Given task:
Extract all lines from the data beneath that include the word "name".

Dataset rows:

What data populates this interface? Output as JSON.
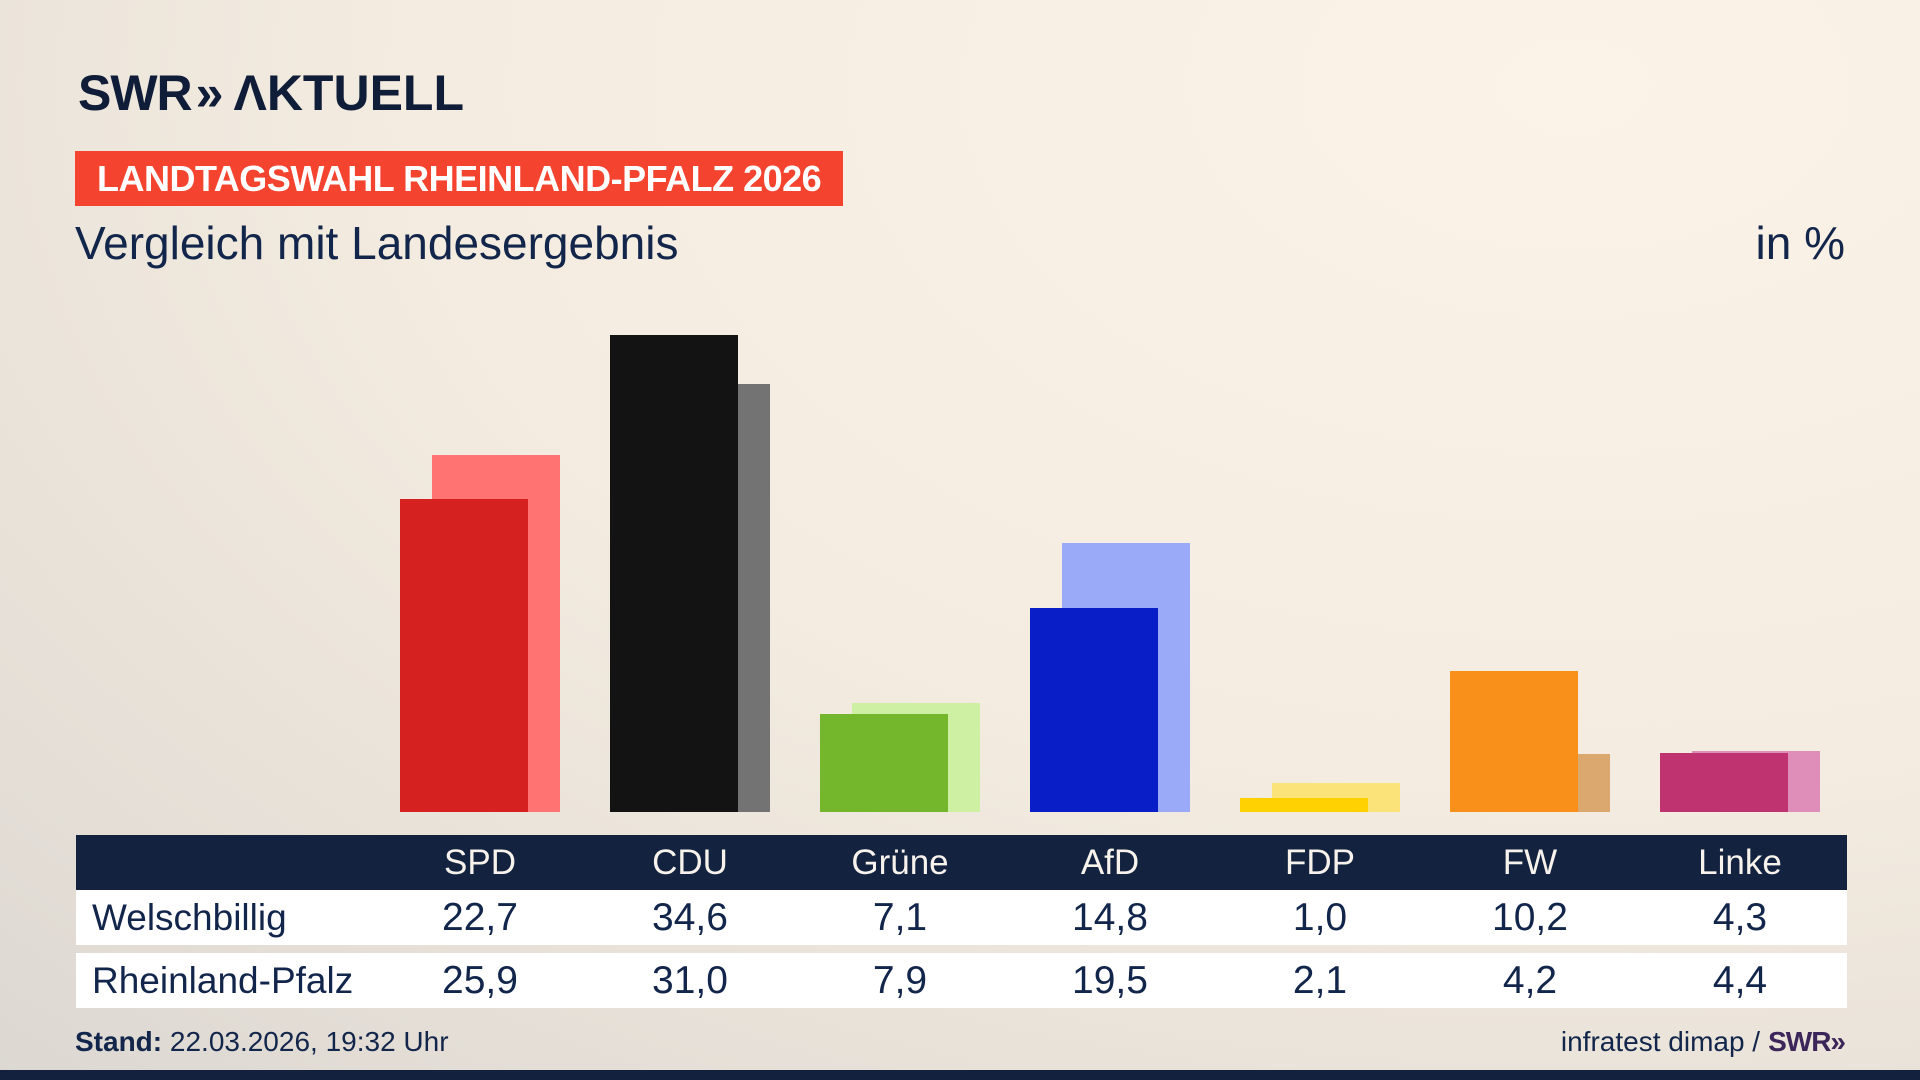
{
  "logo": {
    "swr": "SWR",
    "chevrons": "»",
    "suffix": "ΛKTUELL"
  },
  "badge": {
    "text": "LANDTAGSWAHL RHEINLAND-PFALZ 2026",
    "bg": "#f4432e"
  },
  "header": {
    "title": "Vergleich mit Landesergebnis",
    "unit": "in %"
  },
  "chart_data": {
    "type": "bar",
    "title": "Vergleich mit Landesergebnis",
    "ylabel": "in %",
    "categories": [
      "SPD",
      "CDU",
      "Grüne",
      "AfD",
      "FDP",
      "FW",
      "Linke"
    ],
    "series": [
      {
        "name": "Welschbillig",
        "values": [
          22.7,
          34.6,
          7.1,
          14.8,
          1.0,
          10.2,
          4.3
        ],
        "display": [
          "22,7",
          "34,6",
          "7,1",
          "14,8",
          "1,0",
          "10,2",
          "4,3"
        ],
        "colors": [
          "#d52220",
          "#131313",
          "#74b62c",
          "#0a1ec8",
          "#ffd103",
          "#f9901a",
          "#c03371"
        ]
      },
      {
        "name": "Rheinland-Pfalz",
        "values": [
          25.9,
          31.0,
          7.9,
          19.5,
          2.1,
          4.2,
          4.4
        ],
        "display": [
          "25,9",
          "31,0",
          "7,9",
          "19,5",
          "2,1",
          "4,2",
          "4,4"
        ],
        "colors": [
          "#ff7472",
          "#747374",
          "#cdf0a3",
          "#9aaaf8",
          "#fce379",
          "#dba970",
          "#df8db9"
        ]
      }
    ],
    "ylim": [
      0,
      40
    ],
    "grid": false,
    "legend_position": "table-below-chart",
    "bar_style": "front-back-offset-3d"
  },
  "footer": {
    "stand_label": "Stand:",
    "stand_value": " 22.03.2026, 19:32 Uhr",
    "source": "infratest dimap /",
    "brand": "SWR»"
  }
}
==
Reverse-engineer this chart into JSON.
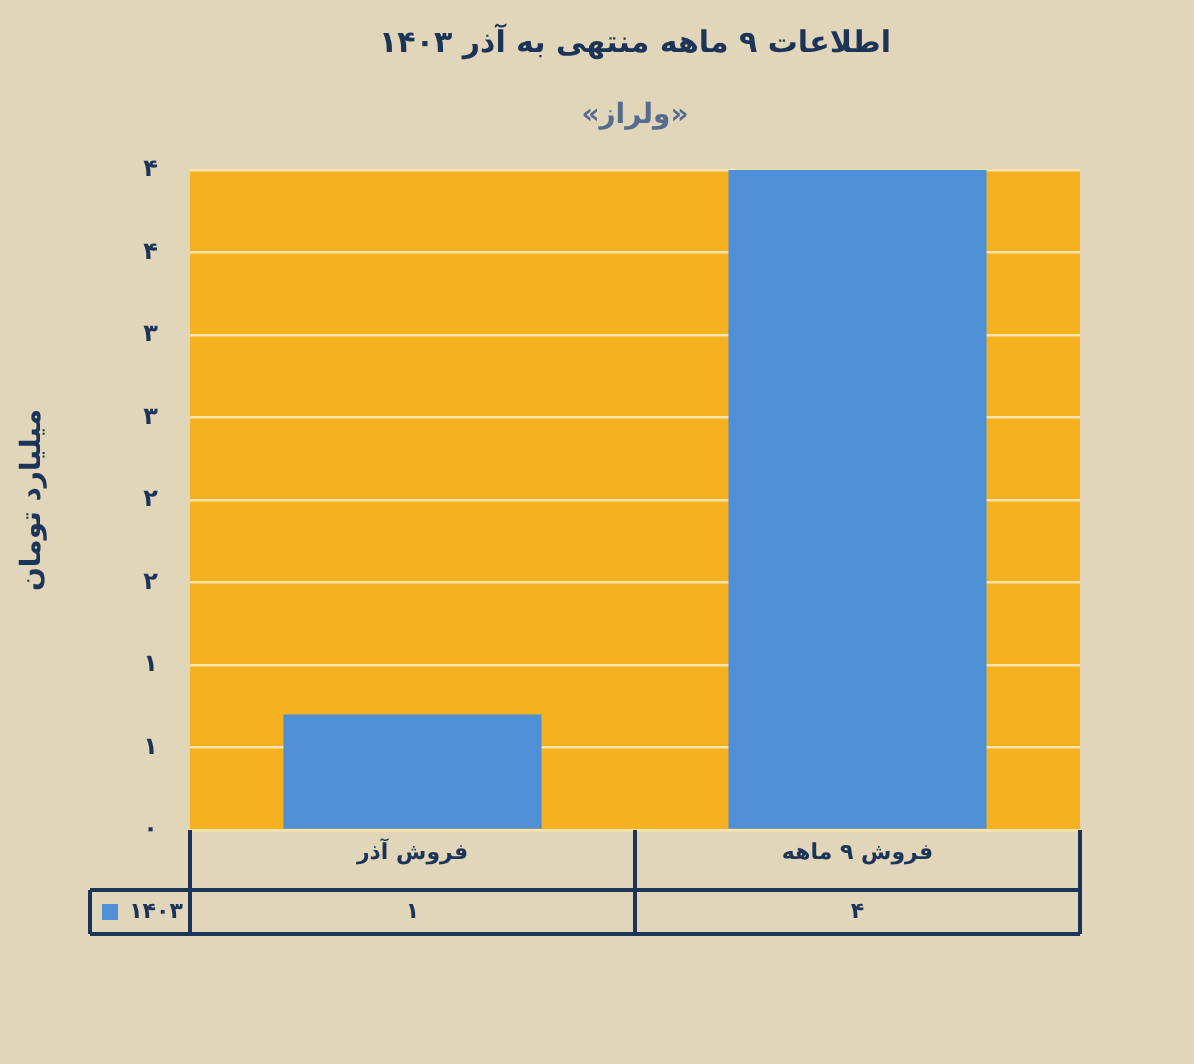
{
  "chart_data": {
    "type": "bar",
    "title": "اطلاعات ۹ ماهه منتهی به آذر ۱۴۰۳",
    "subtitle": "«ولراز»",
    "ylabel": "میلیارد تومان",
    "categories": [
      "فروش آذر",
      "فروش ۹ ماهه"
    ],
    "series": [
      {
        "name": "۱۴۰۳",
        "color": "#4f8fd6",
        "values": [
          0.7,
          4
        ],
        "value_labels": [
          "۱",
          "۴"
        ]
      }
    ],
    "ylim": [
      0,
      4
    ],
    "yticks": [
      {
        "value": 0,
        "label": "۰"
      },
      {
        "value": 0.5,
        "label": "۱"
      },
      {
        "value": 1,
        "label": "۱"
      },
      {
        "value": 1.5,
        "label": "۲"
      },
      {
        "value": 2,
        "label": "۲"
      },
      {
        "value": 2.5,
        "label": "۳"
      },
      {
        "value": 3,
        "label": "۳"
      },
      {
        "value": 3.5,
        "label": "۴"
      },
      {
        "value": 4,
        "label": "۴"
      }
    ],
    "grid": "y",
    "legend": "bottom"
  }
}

Result of this task:
        "name": "Welschbillig",
        "name": "Rheinland-Pfalz",
        "name": "۱۴۰۳",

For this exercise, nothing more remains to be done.